◆ **INSTRUCTIONS TO FOLLOW**:
Copy the data exactly as it appears, and do not include any pictures.

(Records)

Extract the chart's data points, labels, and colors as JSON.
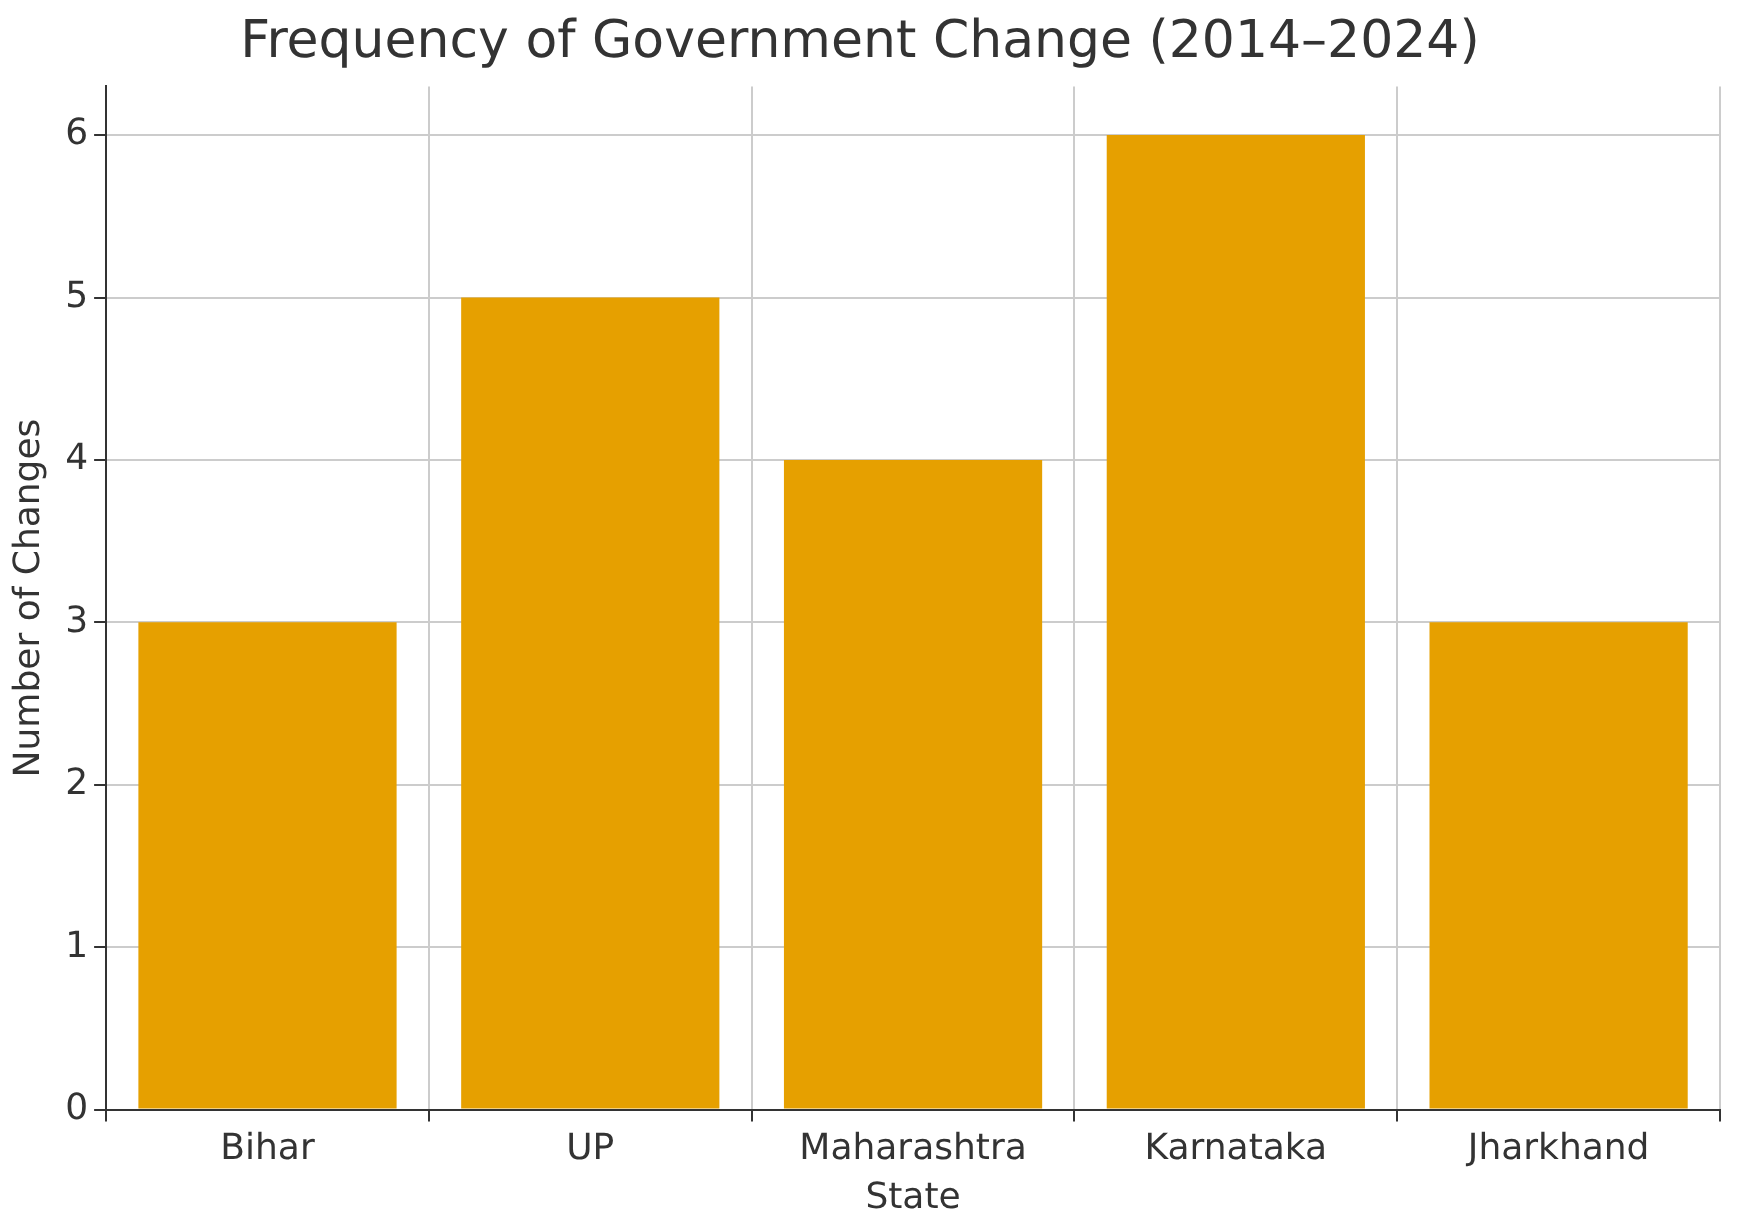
{
  "chart_data": {
    "type": "bar",
    "title": "Frequency of Government Change (2014–2024)",
    "xlabel": "State",
    "ylabel": "Number of Changes",
    "categories": [
      "Bihar",
      "UP",
      "Maharashtra",
      "Karnataka",
      "Jharkhand"
    ],
    "values": [
      3,
      5,
      4,
      6,
      3
    ],
    "color": "#e6a000",
    "ylim": [
      0,
      6.3
    ],
    "yticks": [
      0,
      1,
      2,
      3,
      4,
      5,
      6
    ],
    "grid": true
  }
}
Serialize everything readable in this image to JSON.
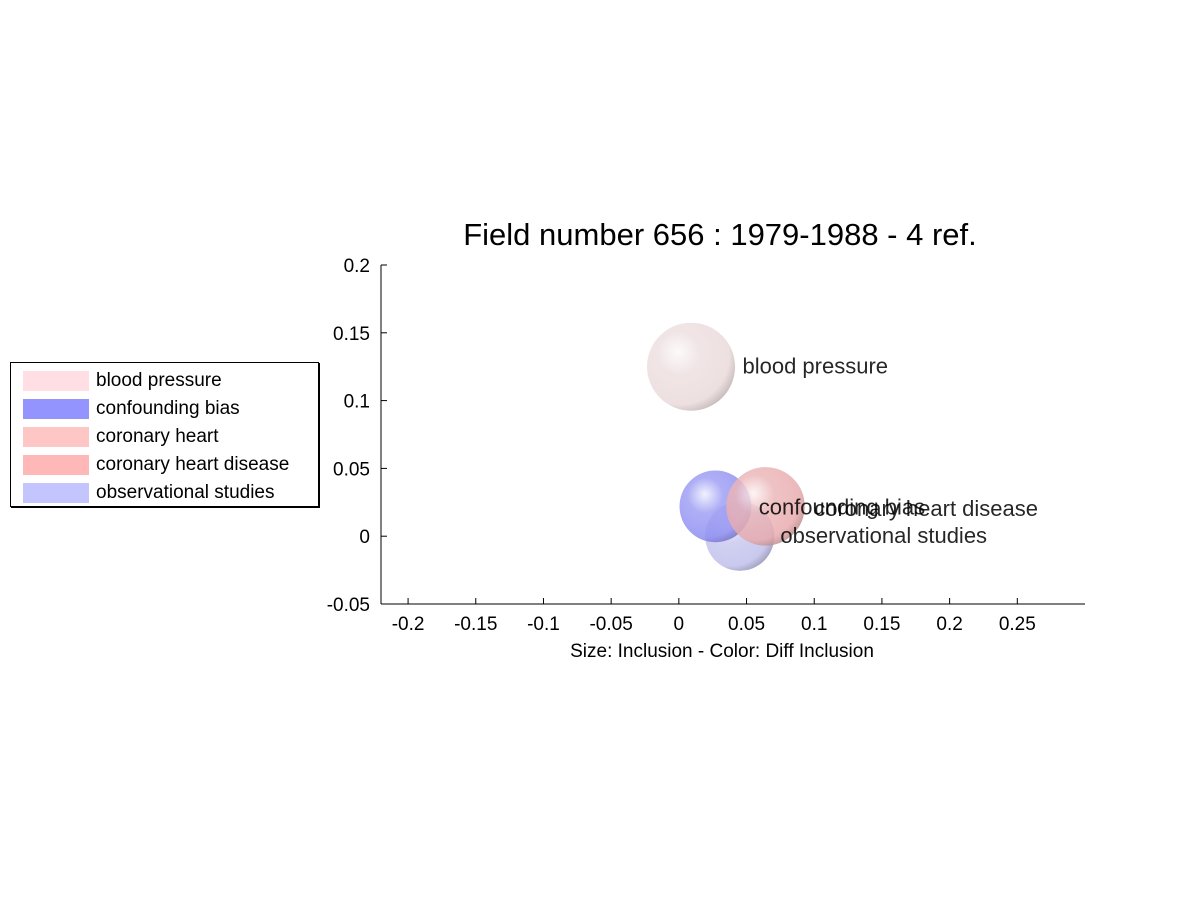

◆ **PROBLEM SOLUTION**:
Extract the chart's data points, labels, and colors as JSON.
{
  "chart_data": {
    "type": "bar",
    "title": "Frequency of Government Change (2014–2024)",
    "xlabel": "State",
    "ylabel": "Number of Changes",
    "categories": [
      "Bihar",
      "UP",
      "Maharashtra",
      "Karnataka",
      "Jharkhand"
    ],
    "values": [
      3,
      5,
      4,
      6,
      3
    ],
    "color": "#e6a000",
    "ylim": [
      0,
      6.3
    ],
    "yticks": [
      0,
      1,
      2,
      3,
      4,
      5,
      6
    ],
    "grid": true
  }
}
Serialize everything readable in this image to JSON.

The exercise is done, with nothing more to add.